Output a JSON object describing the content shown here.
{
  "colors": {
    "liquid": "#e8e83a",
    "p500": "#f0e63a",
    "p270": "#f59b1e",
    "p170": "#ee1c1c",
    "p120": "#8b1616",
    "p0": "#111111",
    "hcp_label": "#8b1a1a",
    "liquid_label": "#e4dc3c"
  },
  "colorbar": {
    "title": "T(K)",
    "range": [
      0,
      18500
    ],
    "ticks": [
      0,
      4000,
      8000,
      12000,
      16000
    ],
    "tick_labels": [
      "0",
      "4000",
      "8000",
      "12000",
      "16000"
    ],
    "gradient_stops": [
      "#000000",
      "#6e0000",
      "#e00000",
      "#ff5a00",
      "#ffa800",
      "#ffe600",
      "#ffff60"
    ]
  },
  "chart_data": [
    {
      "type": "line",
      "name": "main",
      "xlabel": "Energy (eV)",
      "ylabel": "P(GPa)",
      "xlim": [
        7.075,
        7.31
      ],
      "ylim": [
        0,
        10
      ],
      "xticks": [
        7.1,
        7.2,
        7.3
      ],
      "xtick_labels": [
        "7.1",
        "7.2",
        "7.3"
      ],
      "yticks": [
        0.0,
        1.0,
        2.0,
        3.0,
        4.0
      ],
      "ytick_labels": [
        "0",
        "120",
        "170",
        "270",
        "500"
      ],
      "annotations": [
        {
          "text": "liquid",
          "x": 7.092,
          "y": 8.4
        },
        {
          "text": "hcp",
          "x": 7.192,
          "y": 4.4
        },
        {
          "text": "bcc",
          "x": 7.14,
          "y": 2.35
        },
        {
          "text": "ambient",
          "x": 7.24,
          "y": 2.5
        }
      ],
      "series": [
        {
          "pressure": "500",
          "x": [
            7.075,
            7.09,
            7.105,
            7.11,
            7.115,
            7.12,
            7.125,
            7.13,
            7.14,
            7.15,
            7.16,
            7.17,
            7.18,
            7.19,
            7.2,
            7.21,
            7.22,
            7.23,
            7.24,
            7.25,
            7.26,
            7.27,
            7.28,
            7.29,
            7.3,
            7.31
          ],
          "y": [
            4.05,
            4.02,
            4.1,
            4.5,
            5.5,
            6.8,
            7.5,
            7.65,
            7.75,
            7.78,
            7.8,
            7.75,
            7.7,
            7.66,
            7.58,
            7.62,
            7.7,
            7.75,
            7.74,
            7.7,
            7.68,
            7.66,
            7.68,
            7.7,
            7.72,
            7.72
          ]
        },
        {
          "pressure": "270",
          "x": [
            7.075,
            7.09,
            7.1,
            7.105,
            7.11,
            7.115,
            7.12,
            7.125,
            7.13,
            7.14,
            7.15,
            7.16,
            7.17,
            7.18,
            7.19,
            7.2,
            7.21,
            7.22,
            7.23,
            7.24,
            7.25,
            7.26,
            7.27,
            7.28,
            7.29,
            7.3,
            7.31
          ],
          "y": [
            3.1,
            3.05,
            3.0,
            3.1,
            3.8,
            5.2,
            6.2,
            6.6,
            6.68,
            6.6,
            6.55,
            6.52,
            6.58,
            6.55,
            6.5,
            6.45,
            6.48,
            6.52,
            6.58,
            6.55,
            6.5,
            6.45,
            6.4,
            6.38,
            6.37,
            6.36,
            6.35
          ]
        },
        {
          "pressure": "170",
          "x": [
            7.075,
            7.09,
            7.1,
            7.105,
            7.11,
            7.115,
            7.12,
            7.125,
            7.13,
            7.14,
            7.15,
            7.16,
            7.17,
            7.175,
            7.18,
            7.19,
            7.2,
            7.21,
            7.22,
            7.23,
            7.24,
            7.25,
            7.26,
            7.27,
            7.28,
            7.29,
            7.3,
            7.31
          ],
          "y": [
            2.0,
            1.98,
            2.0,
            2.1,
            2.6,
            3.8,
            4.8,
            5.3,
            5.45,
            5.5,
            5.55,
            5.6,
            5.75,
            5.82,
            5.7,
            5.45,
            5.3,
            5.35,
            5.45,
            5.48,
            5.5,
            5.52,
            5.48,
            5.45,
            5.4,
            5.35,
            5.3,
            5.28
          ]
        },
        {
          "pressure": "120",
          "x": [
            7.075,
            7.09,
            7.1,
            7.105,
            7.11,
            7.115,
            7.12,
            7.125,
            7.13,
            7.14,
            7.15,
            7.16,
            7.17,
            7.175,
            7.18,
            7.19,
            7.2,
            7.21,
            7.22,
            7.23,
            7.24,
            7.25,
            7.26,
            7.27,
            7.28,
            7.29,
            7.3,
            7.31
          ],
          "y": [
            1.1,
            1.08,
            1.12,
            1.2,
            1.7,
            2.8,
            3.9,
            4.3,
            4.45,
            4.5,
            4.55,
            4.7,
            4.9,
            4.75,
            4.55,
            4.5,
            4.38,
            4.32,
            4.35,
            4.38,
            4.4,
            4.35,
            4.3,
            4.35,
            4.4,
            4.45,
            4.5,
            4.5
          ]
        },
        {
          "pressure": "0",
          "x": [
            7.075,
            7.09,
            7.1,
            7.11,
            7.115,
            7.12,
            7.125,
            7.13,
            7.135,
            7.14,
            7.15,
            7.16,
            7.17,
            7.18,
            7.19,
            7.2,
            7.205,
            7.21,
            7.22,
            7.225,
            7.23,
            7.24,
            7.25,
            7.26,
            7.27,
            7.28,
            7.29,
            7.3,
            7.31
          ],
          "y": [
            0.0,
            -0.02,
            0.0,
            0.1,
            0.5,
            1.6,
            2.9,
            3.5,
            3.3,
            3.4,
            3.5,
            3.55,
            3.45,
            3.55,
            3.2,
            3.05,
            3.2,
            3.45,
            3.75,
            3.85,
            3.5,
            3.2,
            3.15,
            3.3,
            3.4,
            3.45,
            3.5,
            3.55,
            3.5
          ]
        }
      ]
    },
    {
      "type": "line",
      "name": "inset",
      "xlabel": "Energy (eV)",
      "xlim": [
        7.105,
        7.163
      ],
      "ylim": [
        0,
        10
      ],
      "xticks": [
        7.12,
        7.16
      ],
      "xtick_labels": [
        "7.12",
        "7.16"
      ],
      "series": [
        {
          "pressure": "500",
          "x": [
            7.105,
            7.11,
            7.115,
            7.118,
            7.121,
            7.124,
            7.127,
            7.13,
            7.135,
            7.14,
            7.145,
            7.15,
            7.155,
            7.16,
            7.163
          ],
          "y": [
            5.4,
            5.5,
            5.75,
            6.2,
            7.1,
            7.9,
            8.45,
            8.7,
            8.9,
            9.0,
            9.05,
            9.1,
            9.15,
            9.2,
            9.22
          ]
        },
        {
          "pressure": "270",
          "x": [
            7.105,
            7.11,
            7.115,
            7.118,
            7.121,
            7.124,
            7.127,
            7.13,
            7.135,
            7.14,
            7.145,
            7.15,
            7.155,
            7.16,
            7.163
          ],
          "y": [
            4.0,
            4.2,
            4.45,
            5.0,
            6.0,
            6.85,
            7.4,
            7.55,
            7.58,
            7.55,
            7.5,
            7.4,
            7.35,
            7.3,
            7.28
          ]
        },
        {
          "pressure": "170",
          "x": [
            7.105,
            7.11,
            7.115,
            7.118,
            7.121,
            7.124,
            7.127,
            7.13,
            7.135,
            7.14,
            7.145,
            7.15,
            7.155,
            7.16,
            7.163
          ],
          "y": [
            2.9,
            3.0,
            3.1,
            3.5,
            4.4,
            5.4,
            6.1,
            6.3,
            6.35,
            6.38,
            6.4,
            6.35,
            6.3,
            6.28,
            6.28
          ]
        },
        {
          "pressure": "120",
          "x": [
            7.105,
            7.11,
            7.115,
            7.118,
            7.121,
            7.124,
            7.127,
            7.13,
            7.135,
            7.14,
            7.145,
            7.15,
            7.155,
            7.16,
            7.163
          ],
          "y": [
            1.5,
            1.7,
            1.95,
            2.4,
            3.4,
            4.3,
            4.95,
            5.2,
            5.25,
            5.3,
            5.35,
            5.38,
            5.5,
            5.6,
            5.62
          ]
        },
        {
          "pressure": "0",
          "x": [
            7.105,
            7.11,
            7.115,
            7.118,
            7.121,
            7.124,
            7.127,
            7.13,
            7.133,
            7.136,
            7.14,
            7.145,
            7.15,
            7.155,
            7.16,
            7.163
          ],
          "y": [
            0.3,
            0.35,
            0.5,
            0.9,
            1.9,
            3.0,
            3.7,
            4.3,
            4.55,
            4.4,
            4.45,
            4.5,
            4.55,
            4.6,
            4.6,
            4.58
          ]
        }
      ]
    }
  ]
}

+---+

Exercise aim = Select all lines in the listing above where the word "text" appears, and show them.

Problem solution =
          "text": "liquid",
          "text": "hcp",
          "text": "bcc",
          "text": "ambient",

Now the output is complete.